(Data entries for graphics)
>> Begin

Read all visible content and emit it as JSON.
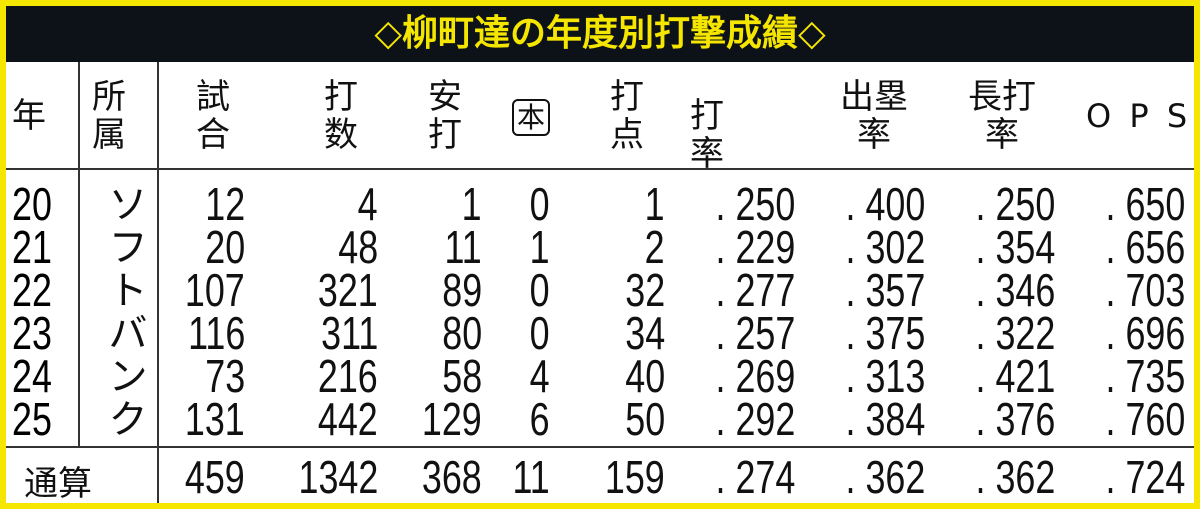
{
  "title": "◇柳町達の年度別打撃成績◇",
  "headers": [
    "年",
    "所属\n属",
    "試\n合",
    "打\n数",
    "安\n打",
    "本",
    "打\n点",
    "打率",
    "出塁\n率",
    "長打\n率",
    "ＯＰＳ"
  ],
  "team": "ソフトバンク",
  "colors": {
    "border": "#f5e600",
    "title_bg": "#0d1118",
    "title_text": "#f5e600"
  },
  "chart_data": {
    "type": "table",
    "title": "◇柳町達の年度別打撃成績◇",
    "columns": [
      "年",
      "所属",
      "試合",
      "打数",
      "安打",
      "本",
      "打点",
      "打率",
      "出塁率",
      "長打率",
      "OPS"
    ],
    "rows": [
      [
        "20",
        "ソフトバンク",
        "12",
        "4",
        "1",
        "0",
        "1",
        ".250",
        ".400",
        ".250",
        ".650"
      ],
      [
        "21",
        "ソフトバンク",
        "20",
        "48",
        "11",
        "1",
        "2",
        ".229",
        ".302",
        ".354",
        ".656"
      ],
      [
        "22",
        "ソフトバンク",
        "107",
        "321",
        "89",
        "0",
        "32",
        ".277",
        ".357",
        ".346",
        ".703"
      ],
      [
        "23",
        "ソフトバンク",
        "116",
        "311",
        "80",
        "0",
        "34",
        ".257",
        ".375",
        ".322",
        ".696"
      ],
      [
        "24",
        "ソフトバンク",
        "73",
        "216",
        "58",
        "4",
        "40",
        ".269",
        ".313",
        ".421",
        ".735"
      ],
      [
        "25",
        "ソフトバンク",
        "131",
        "442",
        "129",
        "6",
        "50",
        ".292",
        ".384",
        ".376",
        ".760"
      ]
    ],
    "total": {
      "label": "通算",
      "values": [
        "459",
        "1342",
        "368",
        "11",
        "159",
        ".274",
        ".362",
        ".362",
        ".724"
      ]
    }
  }
}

>> End

=== OBJECTIVE ===
Show the lines where the word "柳町達の年度別打撃成績" appears in the entries.

=== EXERCISE RESPONSE ===
  "title": "◇柳町達の年度別打撃成績◇",
    "title": "◇柳町達の年度別打撃成績◇",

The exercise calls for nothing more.